**** Supplied data ****

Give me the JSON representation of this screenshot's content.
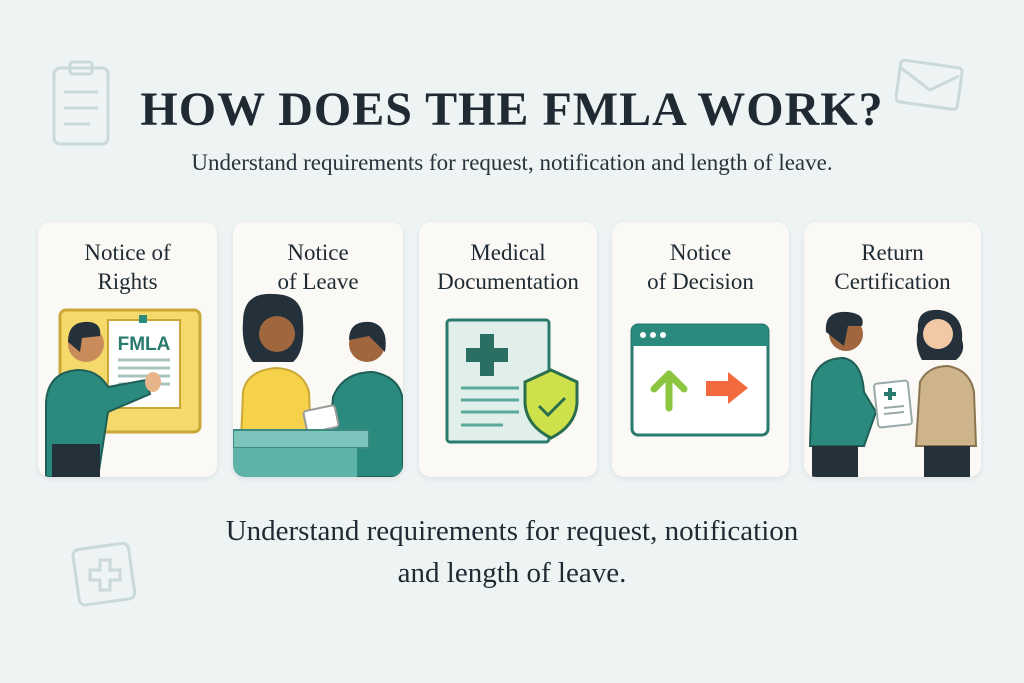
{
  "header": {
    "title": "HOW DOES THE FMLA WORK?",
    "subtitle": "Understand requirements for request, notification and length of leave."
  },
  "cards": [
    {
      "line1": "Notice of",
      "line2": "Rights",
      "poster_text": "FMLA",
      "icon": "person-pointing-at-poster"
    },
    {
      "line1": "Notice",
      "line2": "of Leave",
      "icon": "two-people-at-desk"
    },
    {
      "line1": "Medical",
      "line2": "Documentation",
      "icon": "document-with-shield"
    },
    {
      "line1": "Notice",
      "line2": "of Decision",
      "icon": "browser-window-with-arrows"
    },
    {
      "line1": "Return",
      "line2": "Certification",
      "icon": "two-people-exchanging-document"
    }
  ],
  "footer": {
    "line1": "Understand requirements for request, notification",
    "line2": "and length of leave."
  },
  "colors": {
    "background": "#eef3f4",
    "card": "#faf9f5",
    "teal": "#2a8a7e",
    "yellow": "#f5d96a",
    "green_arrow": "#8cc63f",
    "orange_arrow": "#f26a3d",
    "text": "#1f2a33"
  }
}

****
**** Supplied data ****

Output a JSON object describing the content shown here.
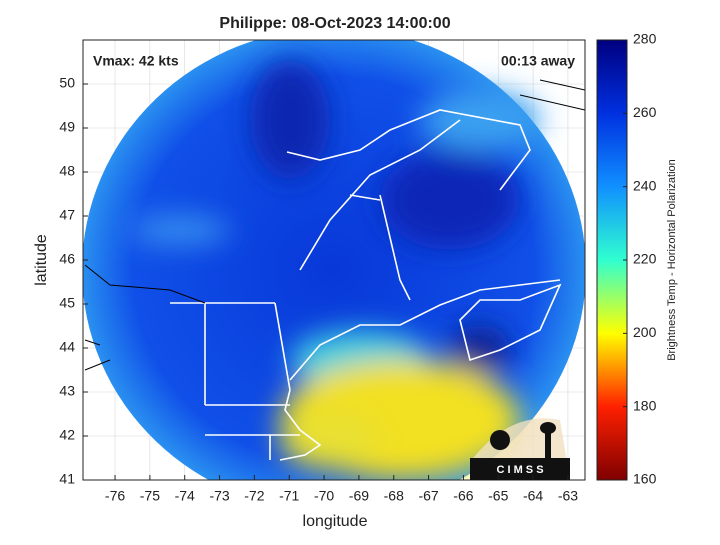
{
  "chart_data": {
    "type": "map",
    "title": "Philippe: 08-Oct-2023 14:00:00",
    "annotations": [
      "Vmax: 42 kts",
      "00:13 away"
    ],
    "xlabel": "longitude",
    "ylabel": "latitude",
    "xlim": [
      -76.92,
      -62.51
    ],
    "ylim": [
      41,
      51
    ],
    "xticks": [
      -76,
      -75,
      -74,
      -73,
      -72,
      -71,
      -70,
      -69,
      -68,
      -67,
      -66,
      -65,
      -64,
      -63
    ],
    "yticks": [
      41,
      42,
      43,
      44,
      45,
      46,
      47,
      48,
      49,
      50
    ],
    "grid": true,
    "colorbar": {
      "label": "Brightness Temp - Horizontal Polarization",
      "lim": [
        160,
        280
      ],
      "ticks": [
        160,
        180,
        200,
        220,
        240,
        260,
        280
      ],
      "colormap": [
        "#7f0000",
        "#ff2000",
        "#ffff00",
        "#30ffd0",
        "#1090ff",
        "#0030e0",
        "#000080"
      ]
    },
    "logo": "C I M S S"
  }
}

****

**Goal:** Out of the material above, select every line that holds the string "requirements".

**Written response:**
    "subtitle": "Understand requirements for request, notification and length of leave."
    "line1": "Understand requirements for request, notification",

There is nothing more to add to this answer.